Swap "revenue" for "sales" everywhere in the items from their beginning up to and including the line with "bar-receivables-2 [496,300,549,386]", and give only those lines with nothing else changed.
· · · ·
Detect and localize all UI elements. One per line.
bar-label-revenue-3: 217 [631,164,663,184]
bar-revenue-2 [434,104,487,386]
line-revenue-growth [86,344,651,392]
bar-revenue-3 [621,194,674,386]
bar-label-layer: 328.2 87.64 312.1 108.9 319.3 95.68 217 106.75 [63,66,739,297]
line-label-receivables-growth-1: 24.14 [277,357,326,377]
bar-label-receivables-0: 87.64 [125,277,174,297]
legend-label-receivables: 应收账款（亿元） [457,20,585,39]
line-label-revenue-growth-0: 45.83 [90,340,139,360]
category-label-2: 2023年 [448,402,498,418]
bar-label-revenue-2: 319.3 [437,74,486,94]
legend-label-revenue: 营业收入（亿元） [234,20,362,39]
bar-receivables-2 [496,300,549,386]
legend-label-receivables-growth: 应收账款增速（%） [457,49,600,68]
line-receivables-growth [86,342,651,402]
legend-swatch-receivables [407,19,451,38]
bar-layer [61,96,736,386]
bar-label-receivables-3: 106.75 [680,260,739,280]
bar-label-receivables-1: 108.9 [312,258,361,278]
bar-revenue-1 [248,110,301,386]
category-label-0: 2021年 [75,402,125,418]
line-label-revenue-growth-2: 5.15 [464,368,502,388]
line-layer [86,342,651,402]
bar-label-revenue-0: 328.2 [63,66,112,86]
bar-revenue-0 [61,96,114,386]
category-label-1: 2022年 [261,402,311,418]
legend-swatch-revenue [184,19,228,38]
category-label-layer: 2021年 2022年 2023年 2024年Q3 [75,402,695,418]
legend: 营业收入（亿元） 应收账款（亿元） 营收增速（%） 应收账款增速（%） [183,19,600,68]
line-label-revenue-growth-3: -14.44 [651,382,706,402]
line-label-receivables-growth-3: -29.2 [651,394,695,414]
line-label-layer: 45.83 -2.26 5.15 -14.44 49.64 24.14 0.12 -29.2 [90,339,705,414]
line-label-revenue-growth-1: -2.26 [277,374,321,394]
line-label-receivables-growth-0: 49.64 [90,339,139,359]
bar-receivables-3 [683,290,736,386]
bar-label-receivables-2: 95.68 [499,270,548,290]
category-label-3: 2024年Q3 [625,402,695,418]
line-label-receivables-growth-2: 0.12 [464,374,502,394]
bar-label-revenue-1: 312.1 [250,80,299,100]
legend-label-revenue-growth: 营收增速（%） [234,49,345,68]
· · · ·
#### [Solution]
Detect and localize all UI elements. One per line.
bar-label-sales-3: 217 [631,164,663,184]
bar-sales-2 [434,104,487,386]
line-sales-growth [86,344,651,392]
bar-sales-3 [621,194,674,386]
bar-label-layer: 328.2 87.64 312.1 108.9 319.3 95.68 217 106.75 [63,66,739,297]
line-label-receivables-growth-1: 24.14 [277,357,326,377]
bar-label-receivables-0: 87.64 [125,277,174,297]
legend-label-receivables: 应收账款（亿元） [457,20,585,39]
line-label-sales-growth-0: 45.83 [90,340,139,360]
category-label-2: 2023年 [448,402,498,418]
bar-label-sales-2: 319.3 [437,74,486,94]
legend-label-sales: 营业收入（亿元） [234,20,362,39]
bar-receivables-2 [496,300,549,386]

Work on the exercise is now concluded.